» **Written instruction**: Find and copy each line of the records where the string "MUHAMMAD" shows up.

» **Data entries**:
+ + +
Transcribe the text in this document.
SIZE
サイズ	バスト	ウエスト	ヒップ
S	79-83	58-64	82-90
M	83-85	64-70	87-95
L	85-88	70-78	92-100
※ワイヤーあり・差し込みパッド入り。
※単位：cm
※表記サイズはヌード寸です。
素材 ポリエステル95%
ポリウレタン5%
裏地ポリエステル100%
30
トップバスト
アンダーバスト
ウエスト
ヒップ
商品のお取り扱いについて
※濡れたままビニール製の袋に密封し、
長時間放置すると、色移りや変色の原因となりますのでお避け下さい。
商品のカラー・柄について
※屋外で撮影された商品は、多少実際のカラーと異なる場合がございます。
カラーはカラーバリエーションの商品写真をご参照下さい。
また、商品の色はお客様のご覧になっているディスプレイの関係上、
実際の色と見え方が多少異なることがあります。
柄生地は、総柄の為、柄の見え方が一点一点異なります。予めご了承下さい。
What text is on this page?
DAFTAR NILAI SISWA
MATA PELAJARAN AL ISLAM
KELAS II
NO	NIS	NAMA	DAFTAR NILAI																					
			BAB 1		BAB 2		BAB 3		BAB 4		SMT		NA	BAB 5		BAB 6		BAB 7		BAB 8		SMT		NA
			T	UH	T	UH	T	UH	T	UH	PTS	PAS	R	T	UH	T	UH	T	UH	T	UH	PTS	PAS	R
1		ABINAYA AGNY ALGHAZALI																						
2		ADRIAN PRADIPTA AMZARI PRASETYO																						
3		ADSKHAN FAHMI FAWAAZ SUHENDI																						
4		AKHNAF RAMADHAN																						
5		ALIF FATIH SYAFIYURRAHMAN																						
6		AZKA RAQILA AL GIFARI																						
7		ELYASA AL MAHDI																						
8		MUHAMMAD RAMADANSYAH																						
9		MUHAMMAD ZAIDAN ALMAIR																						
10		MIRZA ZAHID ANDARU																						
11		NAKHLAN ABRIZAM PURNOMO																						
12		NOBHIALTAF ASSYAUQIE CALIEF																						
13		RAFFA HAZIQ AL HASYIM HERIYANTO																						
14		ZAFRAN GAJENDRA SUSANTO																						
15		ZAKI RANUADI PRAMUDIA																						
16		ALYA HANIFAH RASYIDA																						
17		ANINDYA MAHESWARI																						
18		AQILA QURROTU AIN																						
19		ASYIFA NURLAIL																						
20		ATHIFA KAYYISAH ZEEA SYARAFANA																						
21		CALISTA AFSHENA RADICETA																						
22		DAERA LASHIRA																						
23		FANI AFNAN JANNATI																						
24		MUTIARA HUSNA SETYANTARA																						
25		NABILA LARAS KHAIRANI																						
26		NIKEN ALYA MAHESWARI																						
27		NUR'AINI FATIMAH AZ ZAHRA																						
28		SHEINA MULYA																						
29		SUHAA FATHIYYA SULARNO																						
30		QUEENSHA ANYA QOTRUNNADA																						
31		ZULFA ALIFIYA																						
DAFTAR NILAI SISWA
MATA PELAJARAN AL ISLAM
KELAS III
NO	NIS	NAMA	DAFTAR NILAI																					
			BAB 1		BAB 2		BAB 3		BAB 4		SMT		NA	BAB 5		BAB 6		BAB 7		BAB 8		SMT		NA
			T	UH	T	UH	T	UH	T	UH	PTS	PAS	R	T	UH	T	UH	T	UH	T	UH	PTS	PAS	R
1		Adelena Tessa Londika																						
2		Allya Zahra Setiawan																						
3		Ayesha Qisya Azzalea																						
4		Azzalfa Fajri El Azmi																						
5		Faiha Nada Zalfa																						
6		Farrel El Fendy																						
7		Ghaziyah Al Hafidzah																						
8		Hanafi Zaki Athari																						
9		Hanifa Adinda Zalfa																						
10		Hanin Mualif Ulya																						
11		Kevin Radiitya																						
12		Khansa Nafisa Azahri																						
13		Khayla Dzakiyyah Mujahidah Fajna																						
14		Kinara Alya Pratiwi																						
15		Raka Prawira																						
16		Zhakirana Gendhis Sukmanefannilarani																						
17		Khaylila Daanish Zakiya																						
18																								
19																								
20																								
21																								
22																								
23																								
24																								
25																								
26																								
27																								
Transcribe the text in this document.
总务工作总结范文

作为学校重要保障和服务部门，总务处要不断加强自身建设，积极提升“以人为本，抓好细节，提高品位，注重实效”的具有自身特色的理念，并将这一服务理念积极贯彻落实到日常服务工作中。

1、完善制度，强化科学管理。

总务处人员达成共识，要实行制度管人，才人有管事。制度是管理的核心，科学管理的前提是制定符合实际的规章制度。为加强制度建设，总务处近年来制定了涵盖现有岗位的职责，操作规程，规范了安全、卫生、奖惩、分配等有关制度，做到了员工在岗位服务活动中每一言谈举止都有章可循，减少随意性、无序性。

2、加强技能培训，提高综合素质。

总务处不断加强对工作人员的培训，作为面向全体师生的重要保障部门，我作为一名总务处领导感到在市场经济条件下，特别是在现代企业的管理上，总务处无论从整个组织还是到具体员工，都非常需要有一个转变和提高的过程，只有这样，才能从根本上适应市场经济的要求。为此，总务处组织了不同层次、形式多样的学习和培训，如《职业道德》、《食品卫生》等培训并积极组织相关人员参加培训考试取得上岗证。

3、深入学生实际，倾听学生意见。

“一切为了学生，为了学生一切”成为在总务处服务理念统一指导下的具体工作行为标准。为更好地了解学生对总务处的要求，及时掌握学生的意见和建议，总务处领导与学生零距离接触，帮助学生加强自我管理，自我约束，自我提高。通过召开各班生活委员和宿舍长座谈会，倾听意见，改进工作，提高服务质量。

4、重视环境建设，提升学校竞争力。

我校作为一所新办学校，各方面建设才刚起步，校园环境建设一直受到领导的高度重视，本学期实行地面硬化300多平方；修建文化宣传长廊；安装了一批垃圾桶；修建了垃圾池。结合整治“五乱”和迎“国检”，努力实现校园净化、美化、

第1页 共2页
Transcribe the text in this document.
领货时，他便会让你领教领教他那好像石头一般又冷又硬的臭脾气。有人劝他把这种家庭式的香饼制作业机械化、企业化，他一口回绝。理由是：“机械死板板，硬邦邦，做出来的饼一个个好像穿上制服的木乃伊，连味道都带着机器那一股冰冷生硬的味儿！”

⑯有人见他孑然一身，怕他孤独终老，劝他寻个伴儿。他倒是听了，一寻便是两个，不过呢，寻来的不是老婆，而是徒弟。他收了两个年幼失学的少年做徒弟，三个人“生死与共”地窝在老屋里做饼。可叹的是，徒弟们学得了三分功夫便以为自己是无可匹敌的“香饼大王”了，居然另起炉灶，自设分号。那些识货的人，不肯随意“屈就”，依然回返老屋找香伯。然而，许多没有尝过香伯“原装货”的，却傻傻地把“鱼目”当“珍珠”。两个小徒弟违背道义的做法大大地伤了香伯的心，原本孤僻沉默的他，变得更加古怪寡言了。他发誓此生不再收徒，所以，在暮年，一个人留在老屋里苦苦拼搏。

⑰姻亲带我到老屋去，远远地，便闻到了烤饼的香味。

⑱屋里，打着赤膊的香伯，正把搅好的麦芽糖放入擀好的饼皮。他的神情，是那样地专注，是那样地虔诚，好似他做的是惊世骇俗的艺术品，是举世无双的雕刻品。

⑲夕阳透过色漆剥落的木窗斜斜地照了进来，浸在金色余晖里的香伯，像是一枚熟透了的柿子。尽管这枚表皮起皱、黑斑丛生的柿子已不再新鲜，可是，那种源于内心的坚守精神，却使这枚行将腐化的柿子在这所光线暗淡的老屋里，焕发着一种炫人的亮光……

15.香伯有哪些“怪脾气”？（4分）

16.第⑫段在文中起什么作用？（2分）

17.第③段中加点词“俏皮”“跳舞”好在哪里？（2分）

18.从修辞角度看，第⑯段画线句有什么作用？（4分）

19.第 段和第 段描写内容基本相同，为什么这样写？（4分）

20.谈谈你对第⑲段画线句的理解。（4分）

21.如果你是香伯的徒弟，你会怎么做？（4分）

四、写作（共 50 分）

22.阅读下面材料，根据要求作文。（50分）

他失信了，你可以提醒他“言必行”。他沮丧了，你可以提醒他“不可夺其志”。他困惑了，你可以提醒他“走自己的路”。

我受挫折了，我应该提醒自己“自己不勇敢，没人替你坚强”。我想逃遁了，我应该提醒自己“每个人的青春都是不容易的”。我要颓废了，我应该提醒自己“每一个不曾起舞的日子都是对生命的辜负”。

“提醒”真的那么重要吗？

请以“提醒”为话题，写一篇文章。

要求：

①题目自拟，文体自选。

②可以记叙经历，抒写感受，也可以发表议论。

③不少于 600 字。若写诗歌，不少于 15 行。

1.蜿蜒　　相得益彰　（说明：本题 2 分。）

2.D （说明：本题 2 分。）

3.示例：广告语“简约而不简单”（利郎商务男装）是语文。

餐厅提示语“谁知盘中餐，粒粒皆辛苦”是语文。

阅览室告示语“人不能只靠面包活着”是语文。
+ + +
» **The response**:
8		MUHAMMAD RAMADANSYAH																						
9		MUHAMMAD ZAIDAN ALMAIR																						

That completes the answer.